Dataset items
▼
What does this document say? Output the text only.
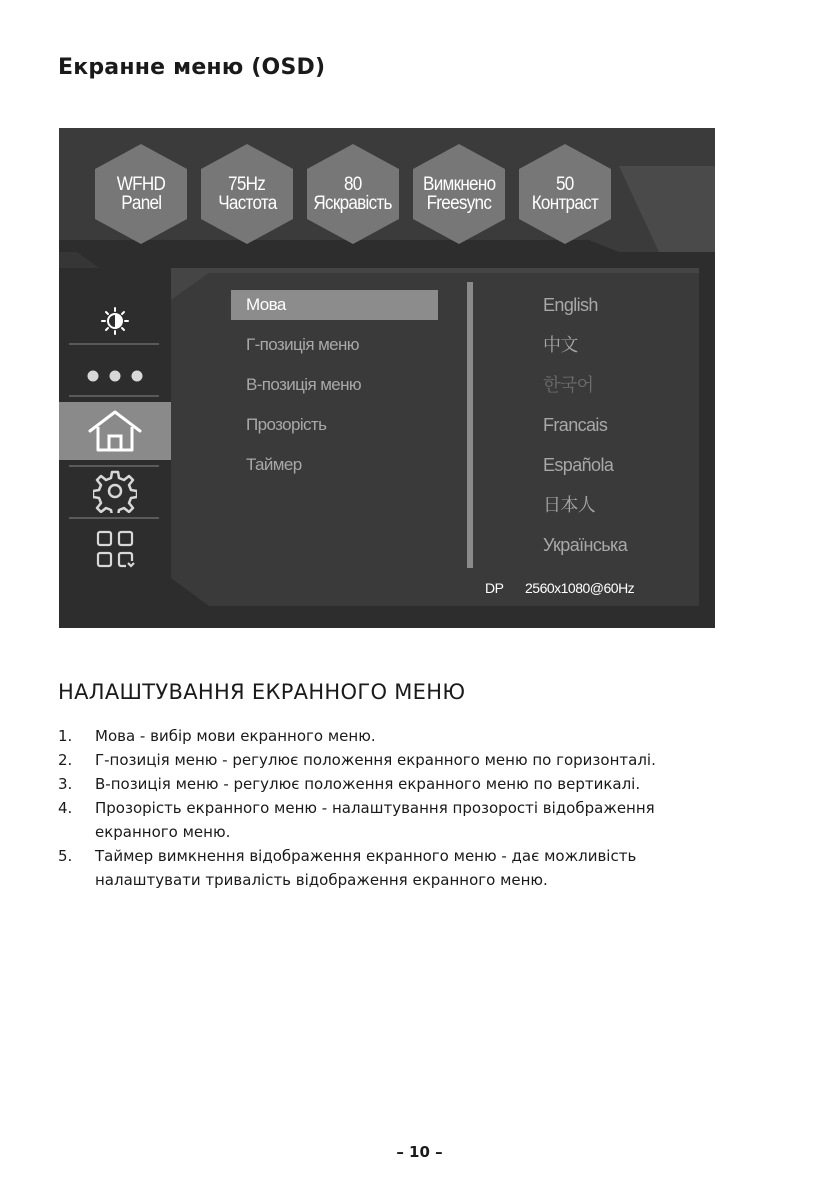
Екранне меню (OSD)
WFHD
Panel
75Hz
Частота
80
Яскравість
Вимкнено
Freesync
50
Контраст
Мова
Г-позиція меню
В-позиція меню
Прозорість
Таймер
English
中文
한국어
Francais
Española
日本人
Українська
DP 2560x1080@60Hz
НАЛАШТУВАННЯ ЕКРАННОГО МЕНЮ
1. Мова - вибір мови екранного меню.
2. Г-позиція меню - регулює положення екранного меню по горизонталі.
3. В-позиція меню - регулює положення екранного меню по вертикалі.
4. Прозорість екранного меню - налаштування прозорості відображення екранного меню.
5. Таймер вимкнення відображення екранного меню - дає можливість налаштувати тривалість відображення екранного меню.
– 10 –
▲
◆ **Requirement**
Find each line holding the word "позиція" and copy it.

◆ **Solution below**
Г-позиція меню
В-позиція меню
2. Г-позиція меню - регулює положення екранного меню по горизонталі.
3. В-позиція меню - регулює положення екранного меню по вертикалі.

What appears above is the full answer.